* _TASK TO CARRY OUT_
What you return should match every record exactly, with the images removed.

* _RECORD LIST_
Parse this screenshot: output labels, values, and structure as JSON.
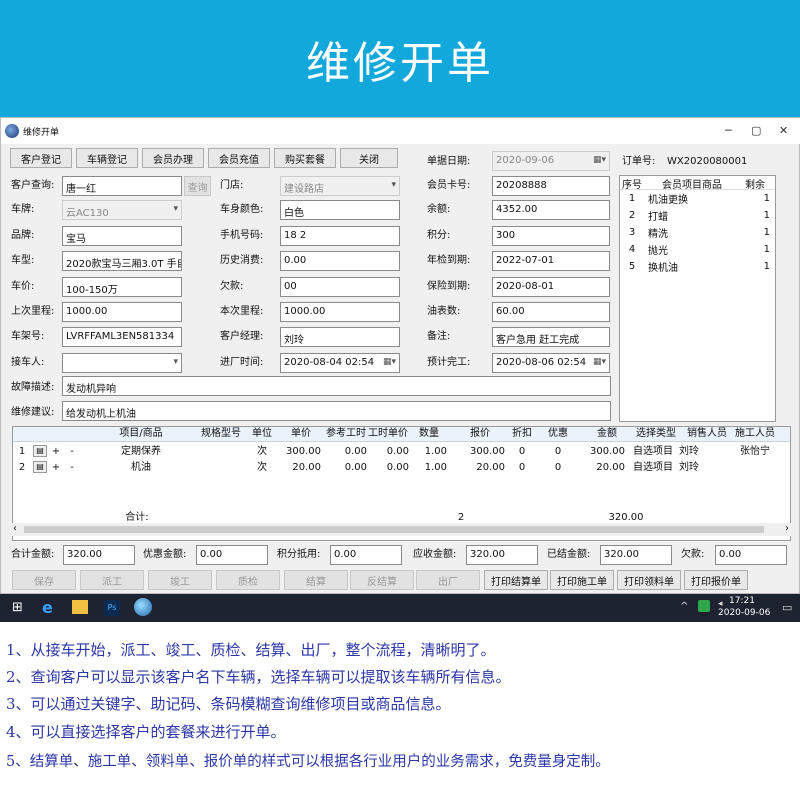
{
  "banner": {
    "title": "维修开单"
  },
  "window": {
    "title": "维修开单",
    "minimize": "─",
    "maximize": "▢",
    "close": "✕"
  },
  "toolbar": [
    "客户登记",
    "车辆登记",
    "会员办理",
    "会员充值",
    "购买套餐",
    "关闭"
  ],
  "form": {
    "customer_label": "客户查询:",
    "customer_value": "唐一红",
    "query_button": "查询",
    "plate_label": "车牌:",
    "plate_value": "云AC130",
    "brand_label": "品牌:",
    "brand_value": "宝马",
    "model_label": "车型:",
    "model_value": "2020款宝马三厢3.0T 手自",
    "price_label": "车价:",
    "price_value": "100-150万",
    "last_mileage_label": "上次里程:",
    "last_mileage_value": "1000.00",
    "vin_label": "车架号:",
    "vin_value": "LVRFFAML3EN581334",
    "receiver_label": "接车人:",
    "receiver_value": "",
    "store_label": "门店:",
    "store_value": "建设路店",
    "color_label": "车身颜色:",
    "color_value": "白色",
    "phone_label": "手机号码:",
    "phone_value": "18        2",
    "history_label": "历史消费:",
    "history_value": "0.00",
    "debt_label": "欠款:",
    "debt_value": "    00",
    "mileage_label": "本次里程:",
    "mileage_value": "1000.00",
    "manager_label": "客户经理:",
    "manager_value": "刘玲",
    "entry_label": "进厂时间:",
    "entry_value": "2020-08-04 02:54",
    "bill_date_label": "单据日期:",
    "bill_date_value": "2020-09-06",
    "order_no_label": "订单号:",
    "order_no_value": "WX2020080001",
    "card_label": "会员卡号:",
    "card_value": "20208888",
    "balance_label": "余额:",
    "balance_value": "4352.00",
    "points_label": "积分:",
    "points_value": "300",
    "inspect_label": "年检到期:",
    "inspect_value": "2022-07-01",
    "insurance_label": "保险到期:",
    "insurance_value": "2020-08-01",
    "meter_label": "油表数:",
    "meter_value": "60.00",
    "remark_label": "备注:",
    "remark_value": "客户急用 赶工完成",
    "finish_label": "预计完工:",
    "finish_value": "2020-08-06 02:54",
    "fault_label": "故障描述:",
    "fault_value": "发动机异响",
    "suggest_label": "维修建议:",
    "suggest_value": "给发动机上机油"
  },
  "package_list": {
    "headers": [
      "序号",
      "会员项目商品",
      "剩余"
    ],
    "rows": [
      [
        "1",
        "机油更换",
        "1"
      ],
      [
        "2",
        "打蜡",
        "1"
      ],
      [
        "3",
        "精洗",
        "1"
      ],
      [
        "4",
        "抛光",
        "1"
      ],
      [
        "5",
        "换机油",
        "1"
      ]
    ]
  },
  "items_grid": {
    "headers": [
      "项目/商品",
      "规格型号",
      "单位",
      "单价",
      "参考工时",
      "工时单价",
      "数量",
      "报价",
      "折扣",
      "优惠",
      "金额",
      "选择类型",
      "销售人员",
      "施工人员"
    ],
    "rows": [
      {
        "no": "1",
        "add": "+",
        "del": "-",
        "cells": [
          "定期保养",
          "",
          "次",
          "300.00",
          "0.00",
          "0.00",
          "1.00",
          "300.00",
          "0",
          "0",
          "300.00",
          "自选项目",
          "刘玲",
          "张怡宁"
        ]
      },
      {
        "no": "2",
        "add": "+",
        "del": "-",
        "cells": [
          "机油",
          "",
          "次",
          "20.00",
          "0.00",
          "0.00",
          "1.00",
          "20.00",
          "0",
          "0",
          "20.00",
          "自选项目",
          "刘玲",
          ""
        ]
      }
    ],
    "total_label": "合计:",
    "total_qty": "2",
    "total_amount": "320.00"
  },
  "totals": {
    "sum_label": "合计金额:",
    "sum_value": "320.00",
    "discount_label": "优惠金额:",
    "discount_value": "0.00",
    "points_label": "积分抵用:",
    "points_value": "0.00",
    "receivable_label": "应收金额:",
    "receivable_value": "320.00",
    "settled_label": "已结金额:",
    "settled_value": "320.00",
    "owed_label": "欠款:",
    "owed_value": "0.00"
  },
  "actions": [
    "保存",
    "派工",
    "竣工",
    "质检",
    "结算",
    "反结算",
    "出厂",
    "打印结算单",
    "打印施工单",
    "打印领料单",
    "打印报价单"
  ],
  "taskbar": {
    "time": "17:21",
    "date": "2020-09-06"
  },
  "descriptions": [
    "1、从接车开始，派工、竣工、质检、结算、出厂，整个流程，清晰明了。",
    "2、查询客户可以显示该客户名下车辆，选择车辆可以提取该车辆所有信息。",
    "3、可以通过关键字、助记码、条码模糊查询维修项目或商品信息。",
    "4、可以直接选择客户的套餐来进行开单。",
    "5、结算单、施工单、领料单、报价单的样式可以根据各行业用户的业务需求，免费量身定制。"
  ],
  "colors": {
    "banner": "#12a8dc",
    "description_text": "#2c37a8",
    "taskbar": "#1d2330"
  }
}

* _FINAL RESULT_
Parse this screenshot: output labels, values, and structure as JSON.
{
  "banner": {
    "title": "维修开单"
  },
  "window": {
    "title": "维修开单",
    "minimize": "─",
    "maximize": "▢",
    "close": "✕"
  },
  "toolbar": [
    "客户登记",
    "车辆登记",
    "会员办理",
    "会员充值",
    "购买套餐",
    "关闭"
  ],
  "form": {
    "customer_label": "客户查询:",
    "customer_value": "唐一红",
    "query_button": "查询",
    "plate_label": "车牌:",
    "plate_value": "云AC130",
    "brand_label": "品牌:",
    "brand_value": "宝马",
    "model_label": "车型:",
    "model_value": "2020款宝马三厢3.0T 手自",
    "price_label": "车价:",
    "price_value": "100-150万",
    "last_mileage_label": "上次里程:",
    "last_mileage_value": "1000.00",
    "vin_label": "车架号:",
    "vin_value": "LVRFFAML3EN581334",
    "receiver_label": "接车人:",
    "receiver_value": "",
    "store_label": "门店:",
    "store_value": "建设路店",
    "color_label": "车身颜色:",
    "color_value": "白色",
    "phone_label": "手机号码:",
    "phone_value": "18        2",
    "history_label": "历史消费:",
    "history_value": "0.00",
    "debt_label": "欠款:",
    "debt_value": "    00",
    "mileage_label": "本次里程:",
    "mileage_value": "1000.00",
    "manager_label": "客户经理:",
    "manager_value": "刘玲",
    "entry_label": "进厂时间:",
    "entry_value": "2020-08-04 02:54",
    "bill_date_label": "单据日期:",
    "bill_date_value": "2020-09-06",
    "order_no_label": "订单号:",
    "order_no_value": "WX2020080001",
    "card_label": "会员卡号:",
    "card_value": "20208888",
    "balance_label": "余额:",
    "balance_value": "4352.00",
    "points_label": "积分:",
    "points_value": "300",
    "inspect_label": "年检到期:",
    "inspect_value": "2022-07-01",
    "insurance_label": "保险到期:",
    "insurance_value": "2020-08-01",
    "meter_label": "油表数:",
    "meter_value": "60.00",
    "remark_label": "备注:",
    "remark_value": "客户急用 赶工完成",
    "finish_label": "预计完工:",
    "finish_value": "2020-08-06 02:54",
    "fault_label": "故障描述:",
    "fault_value": "发动机异响",
    "suggest_label": "维修建议:",
    "suggest_value": "给发动机上机油"
  },
  "package_list": {
    "headers": [
      "序号",
      "会员项目商品",
      "剩余"
    ],
    "rows": [
      [
        "1",
        "机油更换",
        "1"
      ],
      [
        "2",
        "打蜡",
        "1"
      ],
      [
        "3",
        "精洗",
        "1"
      ],
      [
        "4",
        "抛光",
        "1"
      ],
      [
        "5",
        "换机油",
        "1"
      ]
    ]
  },
  "items_grid": {
    "headers": [
      "项目/商品",
      "规格型号",
      "单位",
      "单价",
      "参考工时",
      "工时单价",
      "数量",
      "报价",
      "折扣",
      "优惠",
      "金额",
      "选择类型",
      "销售人员",
      "施工人员"
    ],
    "rows": [
      {
        "no": "1",
        "add": "+",
        "del": "-",
        "cells": [
          "定期保养",
          "",
          "次",
          "300.00",
          "0.00",
          "0.00",
          "1.00",
          "300.00",
          "0",
          "0",
          "300.00",
          "自选项目",
          "刘玲",
          "张怡宁"
        ]
      },
      {
        "no": "2",
        "add": "+",
        "del": "-",
        "cells": [
          "机油",
          "",
          "次",
          "20.00",
          "0.00",
          "0.00",
          "1.00",
          "20.00",
          "0",
          "0",
          "20.00",
          "自选项目",
          "刘玲",
          ""
        ]
      }
    ],
    "total_label": "合计:",
    "total_qty": "2",
    "total_amount": "320.00"
  },
  "totals": {
    "sum_label": "合计金额:",
    "sum_value": "320.00",
    "discount_label": "优惠金额:",
    "discount_value": "0.00",
    "points_label": "积分抵用:",
    "points_value": "0.00",
    "receivable_label": "应收金额:",
    "receivable_value": "320.00",
    "settled_label": "已结金额:",
    "settled_value": "320.00",
    "owed_label": "欠款:",
    "owed_value": "0.00"
  },
  "actions": [
    "保存",
    "派工",
    "竣工",
    "质检",
    "结算",
    "反结算",
    "出厂",
    "打印结算单",
    "打印施工单",
    "打印领料单",
    "打印报价单"
  ],
  "taskbar": {
    "time": "17:21",
    "date": "2020-09-06"
  },
  "descriptions": [
    "1、从接车开始，派工、竣工、质检、结算、出厂，整个流程，清晰明了。",
    "2、查询客户可以显示该客户名下车辆，选择车辆可以提取该车辆所有信息。",
    "3、可以通过关键字、助记码、条码模糊查询维修项目或商品信息。",
    "4、可以直接选择客户的套餐来进行开单。",
    "5、结算单、施工单、领料单、报价单的样式可以根据各行业用户的业务需求，免费量身定制。"
  ],
  "colors": {
    "banner": "#12a8dc",
    "description_text": "#2c37a8",
    "taskbar": "#1d2330"
  }
}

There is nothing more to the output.